- WHAT YOU WILL DO: Print out each entry below exactly, please.

────────────────────────────────────────

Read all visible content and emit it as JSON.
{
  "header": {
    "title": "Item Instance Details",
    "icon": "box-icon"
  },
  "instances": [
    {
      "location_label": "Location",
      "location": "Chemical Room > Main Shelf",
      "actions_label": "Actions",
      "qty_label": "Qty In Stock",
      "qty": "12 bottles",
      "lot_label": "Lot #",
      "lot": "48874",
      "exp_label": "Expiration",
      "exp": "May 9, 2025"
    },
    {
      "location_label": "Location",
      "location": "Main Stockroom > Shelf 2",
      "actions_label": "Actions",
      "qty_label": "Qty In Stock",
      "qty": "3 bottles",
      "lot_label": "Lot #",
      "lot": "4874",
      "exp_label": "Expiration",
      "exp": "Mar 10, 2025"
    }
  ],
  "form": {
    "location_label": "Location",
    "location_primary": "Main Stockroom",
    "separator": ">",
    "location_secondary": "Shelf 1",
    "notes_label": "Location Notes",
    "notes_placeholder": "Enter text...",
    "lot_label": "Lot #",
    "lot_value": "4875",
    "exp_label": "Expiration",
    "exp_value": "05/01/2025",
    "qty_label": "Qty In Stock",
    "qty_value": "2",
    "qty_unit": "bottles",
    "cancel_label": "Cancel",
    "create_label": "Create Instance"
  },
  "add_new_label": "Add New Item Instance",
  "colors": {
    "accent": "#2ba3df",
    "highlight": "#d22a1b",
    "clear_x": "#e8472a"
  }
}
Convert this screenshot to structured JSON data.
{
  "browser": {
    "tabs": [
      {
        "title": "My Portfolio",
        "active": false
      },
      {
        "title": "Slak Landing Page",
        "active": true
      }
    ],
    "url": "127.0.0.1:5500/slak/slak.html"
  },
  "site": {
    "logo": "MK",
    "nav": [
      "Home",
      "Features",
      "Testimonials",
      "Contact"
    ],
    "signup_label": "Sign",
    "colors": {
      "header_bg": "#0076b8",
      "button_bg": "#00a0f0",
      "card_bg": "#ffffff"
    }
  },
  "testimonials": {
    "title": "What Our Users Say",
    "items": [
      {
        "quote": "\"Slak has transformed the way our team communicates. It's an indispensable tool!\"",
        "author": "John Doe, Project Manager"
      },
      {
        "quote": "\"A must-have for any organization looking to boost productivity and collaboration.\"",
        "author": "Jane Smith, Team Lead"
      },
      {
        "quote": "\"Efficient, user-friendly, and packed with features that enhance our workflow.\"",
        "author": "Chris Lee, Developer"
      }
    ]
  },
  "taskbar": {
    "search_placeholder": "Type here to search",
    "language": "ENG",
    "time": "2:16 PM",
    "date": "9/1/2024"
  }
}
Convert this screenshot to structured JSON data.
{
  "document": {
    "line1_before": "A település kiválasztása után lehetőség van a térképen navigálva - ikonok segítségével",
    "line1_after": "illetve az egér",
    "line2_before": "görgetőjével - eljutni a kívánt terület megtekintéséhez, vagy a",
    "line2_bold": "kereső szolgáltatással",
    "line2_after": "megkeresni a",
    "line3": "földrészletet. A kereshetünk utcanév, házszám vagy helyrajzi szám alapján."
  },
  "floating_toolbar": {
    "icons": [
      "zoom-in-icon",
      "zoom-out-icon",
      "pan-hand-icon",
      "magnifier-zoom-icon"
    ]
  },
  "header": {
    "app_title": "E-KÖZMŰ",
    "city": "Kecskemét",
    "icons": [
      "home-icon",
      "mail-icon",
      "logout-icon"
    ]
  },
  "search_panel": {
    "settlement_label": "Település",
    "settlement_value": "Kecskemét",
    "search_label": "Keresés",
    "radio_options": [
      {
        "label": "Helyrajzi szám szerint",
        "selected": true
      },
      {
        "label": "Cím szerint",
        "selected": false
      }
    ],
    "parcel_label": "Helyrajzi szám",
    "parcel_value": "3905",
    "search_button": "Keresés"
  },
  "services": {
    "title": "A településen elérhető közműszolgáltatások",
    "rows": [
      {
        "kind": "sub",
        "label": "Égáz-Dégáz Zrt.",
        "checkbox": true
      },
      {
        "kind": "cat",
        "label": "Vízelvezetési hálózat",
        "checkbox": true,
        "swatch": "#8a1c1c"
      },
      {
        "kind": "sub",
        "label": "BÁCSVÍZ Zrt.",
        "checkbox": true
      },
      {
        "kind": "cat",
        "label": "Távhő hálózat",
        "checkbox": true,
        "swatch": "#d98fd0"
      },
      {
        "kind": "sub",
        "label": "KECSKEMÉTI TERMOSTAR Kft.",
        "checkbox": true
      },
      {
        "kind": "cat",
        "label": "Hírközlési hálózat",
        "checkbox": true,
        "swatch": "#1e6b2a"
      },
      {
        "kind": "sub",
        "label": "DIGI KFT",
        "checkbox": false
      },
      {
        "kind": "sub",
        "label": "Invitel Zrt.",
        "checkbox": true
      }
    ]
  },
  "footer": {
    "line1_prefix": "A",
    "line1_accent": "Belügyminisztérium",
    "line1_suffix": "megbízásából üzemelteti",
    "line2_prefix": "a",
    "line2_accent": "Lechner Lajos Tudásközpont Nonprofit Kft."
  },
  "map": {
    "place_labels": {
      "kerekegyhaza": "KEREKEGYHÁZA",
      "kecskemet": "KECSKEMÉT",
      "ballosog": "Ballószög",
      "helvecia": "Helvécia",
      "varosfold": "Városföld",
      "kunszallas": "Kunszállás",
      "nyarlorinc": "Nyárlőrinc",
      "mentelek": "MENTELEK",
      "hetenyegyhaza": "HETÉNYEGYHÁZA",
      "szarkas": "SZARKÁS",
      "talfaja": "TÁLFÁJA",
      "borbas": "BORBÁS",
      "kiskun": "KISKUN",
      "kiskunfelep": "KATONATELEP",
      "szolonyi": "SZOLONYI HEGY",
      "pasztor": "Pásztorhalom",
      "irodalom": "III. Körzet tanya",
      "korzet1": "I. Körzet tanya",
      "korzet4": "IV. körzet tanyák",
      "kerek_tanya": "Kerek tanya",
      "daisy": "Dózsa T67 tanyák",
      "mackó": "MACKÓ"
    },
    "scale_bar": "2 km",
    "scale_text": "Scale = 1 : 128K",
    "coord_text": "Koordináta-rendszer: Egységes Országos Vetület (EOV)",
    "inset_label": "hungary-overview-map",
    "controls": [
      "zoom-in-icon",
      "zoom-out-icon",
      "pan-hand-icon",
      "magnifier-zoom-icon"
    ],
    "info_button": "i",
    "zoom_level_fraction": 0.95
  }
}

────────────────────────────────────────

- RESPONSE TO THE EXERCISE:
Read all visible content and emit it as JSON.
{
  "header": {
    "title": "Item Instance Details",
    "icon": "box-icon"
  },
  "instances": [
    {
      "location_label": "Location",
      "location": "Chemical Room > Main Shelf",
      "actions_label": "Actions",
      "qty_label": "Qty In Stock",
      "qty": "12 bottles",
      "lot_label": "Lot #",
      "lot": "48874",
      "exp_label": "Expiration",
      "exp": "May 9, 2025"
    },
    {
      "location_label": "Location",
      "location": "Main Stockroom > Shelf 2",
      "actions_label": "Actions",
      "qty_label": "Qty In Stock",
      "qty": "3 bottles",
      "lot_label": "Lot #",
      "lot": "4874",
      "exp_label": "Expiration",
      "exp": "Mar 10, 2025"
    }
  ],
  "form": {
    "location_label": "Location",
    "location_primary": "Main Stockroom",
    "separator": ">",
    "location_secondary": "Shelf 1",
    "notes_label": "Location Notes",
    "notes_placeholder": "Enter text...",
    "lot_label": "Lot #",
    "lot_value": "4875",
    "exp_label": "Expiration",
    "exp_value": "05/01/2025",
    "qty_label": "Qty In Stock",
    "qty_value": "2",
    "qty_unit": "bottles",
    "cancel_label": "Cancel",
    "create_label": "Create Instance"
  },
  "add_new_label": "Add New Item Instance",
  "colors": {
    "accent": "#2ba3df",
    "highlight": "#d22a1b",
    "clear_x": "#e8472a"
  }
}
Convert this screenshot to structured JSON data.
{
  "browser": {
    "tabs": [
      {
        "title": "My Portfolio",
        "active": false
      },
      {
        "title": "Slak Landing Page",
        "active": true
      }
    ],
    "url": "127.0.0.1:5500/slak/slak.html"
  },
  "site": {
    "logo": "MK",
    "nav": [
      "Home",
      "Features",
      "Testimonials",
      "Contact"
    ],
    "signup_label": "Sign",
    "colors": {
      "header_bg": "#0076b8",
      "button_bg": "#00a0f0",
      "card_bg": "#ffffff"
    }
  },
  "testimonials": {
    "title": "What Our Users Say",
    "items": [
      {
        "quote": "\"Slak has transformed the way our team communicates. It's an indispensable tool!\"",
        "author": "John Doe, Project Manager"
      },
      {
        "quote": "\"A must-have for any organization looking to boost productivity and collaboration.\"",
        "author": "Jane Smith, Team Lead"
      },
      {
        "quote": "\"Efficient, user-friendly, and packed with features that enhance our workflow.\"",
        "author": "Chris Lee, Developer"
      }
    ]
  },
  "taskbar": {
    "search_placeholder": "Type here to search",
    "language": "ENG",
    "time": "2:16 PM",
    "date": "9/1/2024"
  }
}
Convert this screenshot to structured JSON data.
{
  "document": {
    "line1_before": "A település kiválasztása után lehetőség van a térképen navigálva - ikonok segítségével",
    "line1_after": "illetve az egér",
    "line2_before": "görgetőjével - eljutni a kívánt terület megtekintéséhez, vagy a",
    "line2_bold": "kereső szolgáltatással",
    "line2_after": "megkeresni a",
    "line3": "földrészletet. A kereshetünk utcanév, házszám vagy helyrajzi szám alapján."
  },
  "floating_toolbar": {
    "icons": [
      "zoom-in-icon",
      "zoom-out-icon",
      "pan-hand-icon",
      "magnifier-zoom-icon"
    ]
  },
  "header": {
    "app_title": "E-KÖZMŰ",
    "city": "Kecskemét",
    "icons": [
      "home-icon",
      "mail-icon",
      "logout-icon"
    ]
  },
  "search_panel": {
    "settlement_label": "Település",
    "settlement_value": "Kecskemét",
    "search_label": "Keresés",
    "radio_options": [
      {
        "label": "Helyrajzi szám szerint",
        "selected": true
      },
      {
        "label": "Cím szerint",
        "selected": false
      }
    ],
    "parcel_label": "Helyrajzi szám",
    "parcel_value": "3905",
    "search_button": "Keresés"
  },
  "services": {
    "title": "A településen elérhető közműszolgáltatások",
    "rows": [
      {
        "kind": "sub",
        "label": "Égáz-Dégáz Zrt.",
        "checkbox": true
      },
      {
        "kind": "cat",
        "label": "Vízelvezetési hálózat",
        "checkbox": true,
        "swatch": "#8a1c1c"
      },
      {
        "kind": "sub",
        "label": "BÁCSVÍZ Zrt.",
        "checkbox": true
      },
      {
        "kind": "cat",
        "label": "Távhő hálózat",
        "checkbox": true,
        "swatch": "#d98fd0"
      },
      {
        "kind": "sub",
        "label": "KECSKEMÉTI TERMOSTAR Kft.",
        "checkbox": true
      },
      {
        "kind": "cat",
        "label": "Hírközlési hálózat",
        "checkbox": true,
        "swatch": "#1e6b2a"
      },
      {
        "kind": "sub",
        "label": "DIGI KFT",
        "checkbox": false
      },
      {
        "kind": "sub",
        "label": "Invitel Zrt.",
        "checkbox": true
      }
    ]
  },
  "footer": {
    "line1_prefix": "A",
    "line1_accent": "Belügyminisztérium",
    "line1_suffix": "megbízásából üzemelteti",
    "line2_prefix": "a",
    "line2_accent": "Lechner Lajos Tudásközpont Nonprofit Kft."
  },
  "map": {
    "place_labels": {
      "kerekegyhaza": "KEREKEGYHÁZA",
      "kecskemet": "KECSKEMÉT",
      "ballosog": "Ballószög",
      "helvecia": "Helvécia",
      "varosfold": "Városföld",
      "kunszallas": "Kunszállás",
      "nyarlorinc": "Nyárlőrinc",
      "mentelek": "MENTELEK",
      "hetenyegyhaza": "HETÉNYEGYHÁZA",
      "szarkas": "SZARKÁS",
      "talfaja": "TÁLFÁJA",
      "borbas": "BORBÁS",
      "kiskun": "KISKUN",
      "kiskunfelep": "KATONATELEP",
      "szolonyi": "SZOLONYI HEGY",
      "pasztor": "Pásztorhalom",
      "irodalom": "III. Körzet tanya",
      "korzet1": "I. Körzet tanya",
      "korzet4": "IV. körzet tanyák",
      "kerek_tanya": "Kerek tanya",
      "daisy": "Dózsa T67 tanyák",
      "mackó": "MACKÓ"
    },
    "scale_bar": "2 km",
    "scale_text": "Scale = 1 : 128K",
    "coord_text": "Koordináta-rendszer: Egységes Országos Vetület (EOV)",
    "inset_label": "hungary-overview-map",
    "controls": [
      "zoom-in-icon",
      "zoom-out-icon",
      "pan-hand-icon",
      "magnifier-zoom-icon"
    ],
    "info_button": "i",
    "zoom_level_fraction": 0.95
  }
}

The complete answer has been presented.